Single by Conway Twitty

from the album Cross Winds
- B-side: "Heavy Tears"
- Released: October 3, 1979
- Recorded: February 28, 1979
- Studio: Woodland (Nashville, Tennessee)
- Genre: Country
- Length: 2:57
- Label: MCA
- Songwriter(s): Chuck Howard
- Producer(s): Conway Twitty, David Barnes

Conway Twitty singles chronology
| "I May Never Get to Heaven" (1979) | "Happy Birthday Darlin'" (1979) | "I'd Love to Lay You Down" (1980) |

= Happy Birthday Darlin' =

"Happy Birthday Darlin'" is a song written by Chuck Howard, and recorded by American country music artist Conway Twitty. It was released in October 1979 as the third and final single from his album Cross Winds. The song was Twitty's 23rd number one on the country chart as solo artist. The single stayed at number one for three weeks and spent a total of 11 weeks on the country chart.

- - -

» **Requests**:
- 1) According to the entry on "Happy Birthday Darlin'," how many weeks did the single hold the number one spot on the country chart?
- 2) Reproduce the passage of the "Happy Birthday Darlin'" entry between "Single by Conway" and "Woodland (Nashville, Tennessee)", inclusive.
- 3) Extend the entry on the song "Happy Birthday Darlin'" with the text that would come after its final sentence.

- - -

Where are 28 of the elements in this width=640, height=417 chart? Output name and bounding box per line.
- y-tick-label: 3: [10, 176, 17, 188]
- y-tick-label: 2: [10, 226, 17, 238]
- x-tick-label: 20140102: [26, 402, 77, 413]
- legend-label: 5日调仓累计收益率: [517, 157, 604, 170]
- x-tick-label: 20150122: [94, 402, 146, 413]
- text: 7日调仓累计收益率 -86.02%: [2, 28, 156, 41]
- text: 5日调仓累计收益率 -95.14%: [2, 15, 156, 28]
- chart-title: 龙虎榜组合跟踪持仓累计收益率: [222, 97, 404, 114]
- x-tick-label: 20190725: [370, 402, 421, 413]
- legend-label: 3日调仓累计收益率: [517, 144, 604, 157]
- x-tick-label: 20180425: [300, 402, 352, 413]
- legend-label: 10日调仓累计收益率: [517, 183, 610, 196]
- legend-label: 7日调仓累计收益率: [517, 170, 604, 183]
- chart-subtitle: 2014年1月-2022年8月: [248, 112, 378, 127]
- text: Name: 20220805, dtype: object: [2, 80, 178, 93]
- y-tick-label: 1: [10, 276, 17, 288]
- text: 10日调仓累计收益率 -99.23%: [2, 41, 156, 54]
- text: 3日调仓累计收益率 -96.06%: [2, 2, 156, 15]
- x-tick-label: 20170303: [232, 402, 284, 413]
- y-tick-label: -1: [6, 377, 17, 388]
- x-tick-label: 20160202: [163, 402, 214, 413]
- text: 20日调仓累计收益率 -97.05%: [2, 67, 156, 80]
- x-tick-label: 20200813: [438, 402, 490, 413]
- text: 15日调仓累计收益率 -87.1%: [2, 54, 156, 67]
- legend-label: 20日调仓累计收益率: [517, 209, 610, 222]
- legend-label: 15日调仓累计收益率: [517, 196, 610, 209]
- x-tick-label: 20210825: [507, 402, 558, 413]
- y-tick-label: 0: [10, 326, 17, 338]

- - -

» **Final answers**:
- 1) Three weeks.

- 2)
Single by Conway Twitty

from the album Cross Winds
- B-side: "Heavy Tears"
- Released: October 3, 1979
- Recorded: February 28, 1979
- Studio: Woodland (Nashville, Tennessee)

- 3)
==Content==
The song begins with the spoken lyric "Hello, Darlin'," calling back to Twitty's 1970 hit of the same name that starts in the same way. The song otherwise tells a narrative through the eyes of a man who vows to right a number of wrongs in his relationship. Here, instead of giving his wife a present for her birthday, he vows to take some things away, such as suspicion, lonely moments, "so-so kisses" and doubt, replacing them with such things as faith and companionship. In the end, the man confidently says that his wife can tell friends, "He didn’t give me anything but he sure took a lot of things away."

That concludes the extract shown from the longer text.